Stated exercise: Copy out all lines in the data below containing the string "text".

Extracted records:
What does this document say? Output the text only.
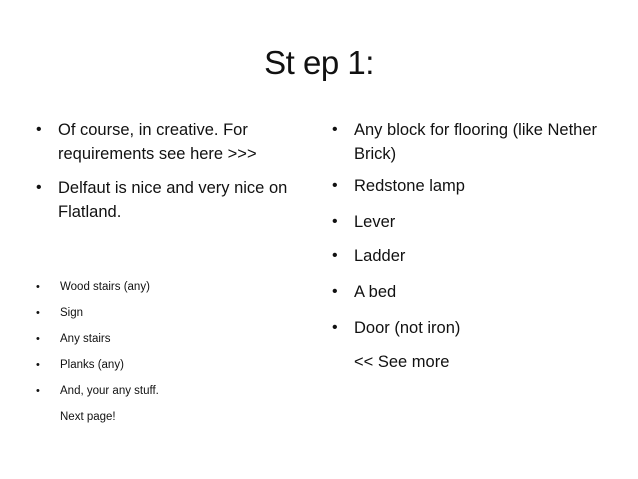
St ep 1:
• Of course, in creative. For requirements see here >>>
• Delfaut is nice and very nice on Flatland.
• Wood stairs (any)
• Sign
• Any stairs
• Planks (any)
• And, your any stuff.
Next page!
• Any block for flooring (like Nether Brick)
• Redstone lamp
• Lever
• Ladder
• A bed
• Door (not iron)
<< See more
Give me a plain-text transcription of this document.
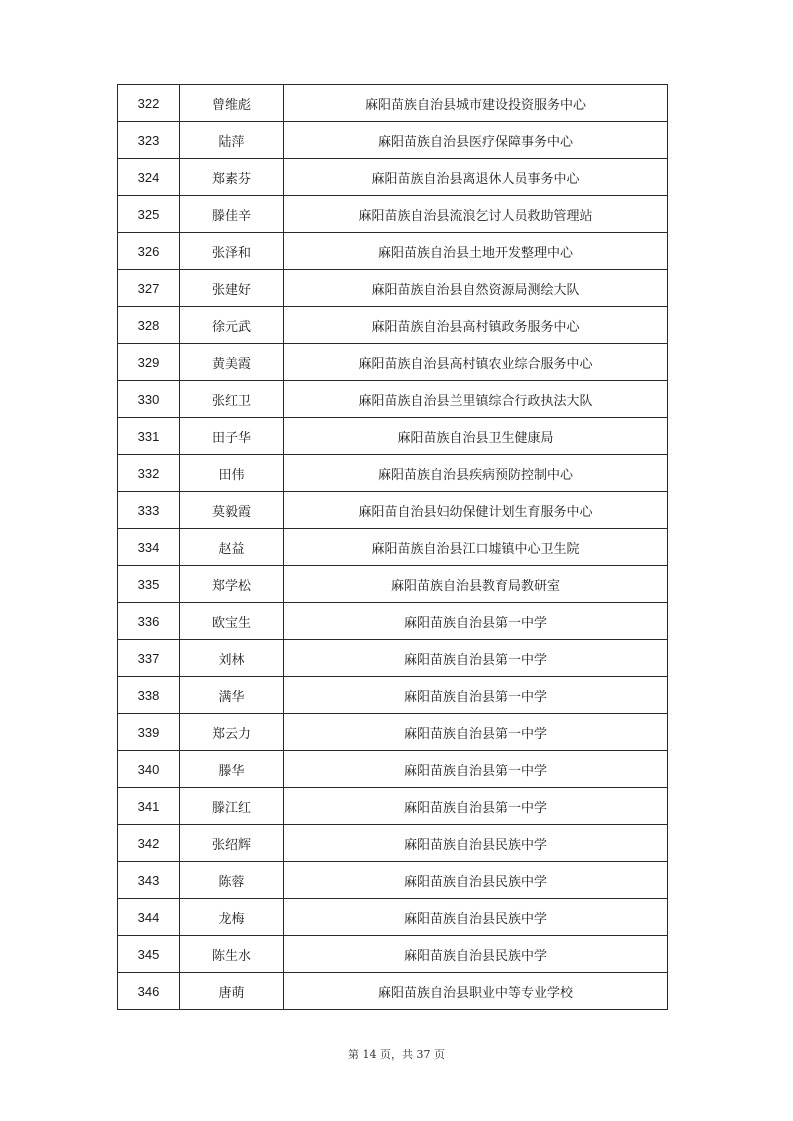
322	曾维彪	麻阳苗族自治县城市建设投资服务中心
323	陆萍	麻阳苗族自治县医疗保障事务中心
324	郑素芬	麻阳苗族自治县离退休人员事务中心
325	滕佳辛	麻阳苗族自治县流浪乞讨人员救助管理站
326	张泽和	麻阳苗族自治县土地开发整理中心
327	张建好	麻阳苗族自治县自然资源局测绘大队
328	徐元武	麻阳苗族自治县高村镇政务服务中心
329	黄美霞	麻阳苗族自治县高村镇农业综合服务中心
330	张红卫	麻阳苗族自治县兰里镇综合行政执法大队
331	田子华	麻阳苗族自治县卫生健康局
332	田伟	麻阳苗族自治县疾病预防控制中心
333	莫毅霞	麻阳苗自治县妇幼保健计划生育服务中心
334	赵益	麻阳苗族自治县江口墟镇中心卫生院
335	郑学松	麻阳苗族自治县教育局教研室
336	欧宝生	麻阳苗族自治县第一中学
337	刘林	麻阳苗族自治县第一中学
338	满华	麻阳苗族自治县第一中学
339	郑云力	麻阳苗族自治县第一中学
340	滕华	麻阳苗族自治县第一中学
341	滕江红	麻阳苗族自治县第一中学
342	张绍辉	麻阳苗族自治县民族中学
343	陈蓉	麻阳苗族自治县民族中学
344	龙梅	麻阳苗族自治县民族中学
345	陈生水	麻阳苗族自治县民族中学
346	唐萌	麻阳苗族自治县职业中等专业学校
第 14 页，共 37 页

...

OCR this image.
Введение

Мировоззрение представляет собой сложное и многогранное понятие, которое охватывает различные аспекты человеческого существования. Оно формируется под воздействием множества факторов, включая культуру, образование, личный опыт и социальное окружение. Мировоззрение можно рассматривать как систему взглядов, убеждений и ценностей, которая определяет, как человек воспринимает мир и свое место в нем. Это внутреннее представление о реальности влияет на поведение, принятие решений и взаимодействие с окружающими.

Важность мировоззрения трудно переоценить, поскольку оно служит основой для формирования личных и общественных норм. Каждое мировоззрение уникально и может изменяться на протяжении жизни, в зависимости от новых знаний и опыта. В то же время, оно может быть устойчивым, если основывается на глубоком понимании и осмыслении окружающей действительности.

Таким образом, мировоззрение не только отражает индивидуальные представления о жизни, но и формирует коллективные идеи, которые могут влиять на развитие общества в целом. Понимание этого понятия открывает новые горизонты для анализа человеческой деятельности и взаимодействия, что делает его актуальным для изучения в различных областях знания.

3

* * *

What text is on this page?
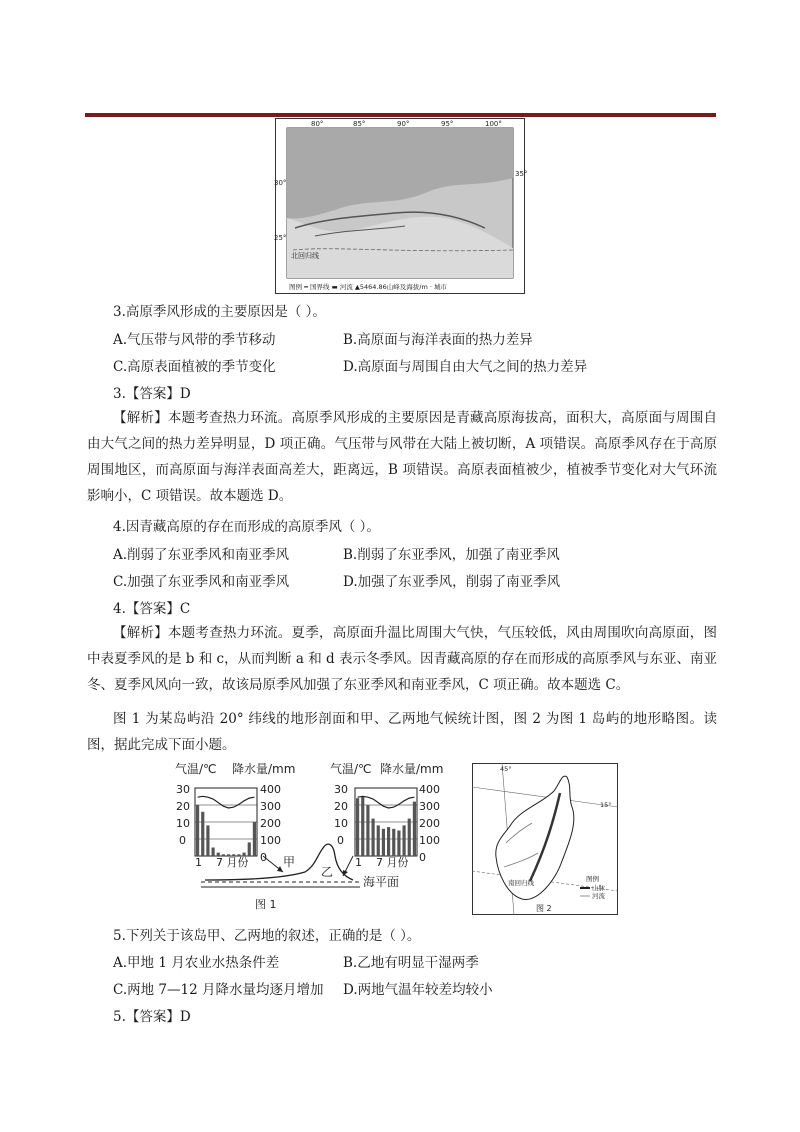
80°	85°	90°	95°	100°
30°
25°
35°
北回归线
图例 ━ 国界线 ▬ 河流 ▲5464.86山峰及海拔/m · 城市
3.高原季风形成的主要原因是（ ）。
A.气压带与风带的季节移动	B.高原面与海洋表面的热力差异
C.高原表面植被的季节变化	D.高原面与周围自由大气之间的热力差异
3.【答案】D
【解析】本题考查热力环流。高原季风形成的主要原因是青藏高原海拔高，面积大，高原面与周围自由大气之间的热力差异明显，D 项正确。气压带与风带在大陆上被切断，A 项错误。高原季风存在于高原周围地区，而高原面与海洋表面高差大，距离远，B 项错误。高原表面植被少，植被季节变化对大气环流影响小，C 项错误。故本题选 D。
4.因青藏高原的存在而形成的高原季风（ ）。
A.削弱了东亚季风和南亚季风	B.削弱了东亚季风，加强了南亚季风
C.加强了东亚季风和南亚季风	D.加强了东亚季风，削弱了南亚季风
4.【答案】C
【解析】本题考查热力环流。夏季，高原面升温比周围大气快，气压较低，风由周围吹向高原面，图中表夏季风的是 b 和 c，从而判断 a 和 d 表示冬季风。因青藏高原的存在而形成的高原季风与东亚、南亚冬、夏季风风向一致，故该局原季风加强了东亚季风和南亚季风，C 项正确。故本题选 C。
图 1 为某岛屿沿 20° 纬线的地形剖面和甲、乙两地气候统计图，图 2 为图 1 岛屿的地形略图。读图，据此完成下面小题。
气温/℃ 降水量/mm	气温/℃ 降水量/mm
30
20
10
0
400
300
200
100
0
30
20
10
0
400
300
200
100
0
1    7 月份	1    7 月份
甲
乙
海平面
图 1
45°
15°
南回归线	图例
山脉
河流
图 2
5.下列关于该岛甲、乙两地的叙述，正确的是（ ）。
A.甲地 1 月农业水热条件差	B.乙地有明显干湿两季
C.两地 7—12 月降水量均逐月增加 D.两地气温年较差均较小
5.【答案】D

Solution below:
What does this document say? Output the text only.
Give me a plain-text transcription of this document.
What text is on this page?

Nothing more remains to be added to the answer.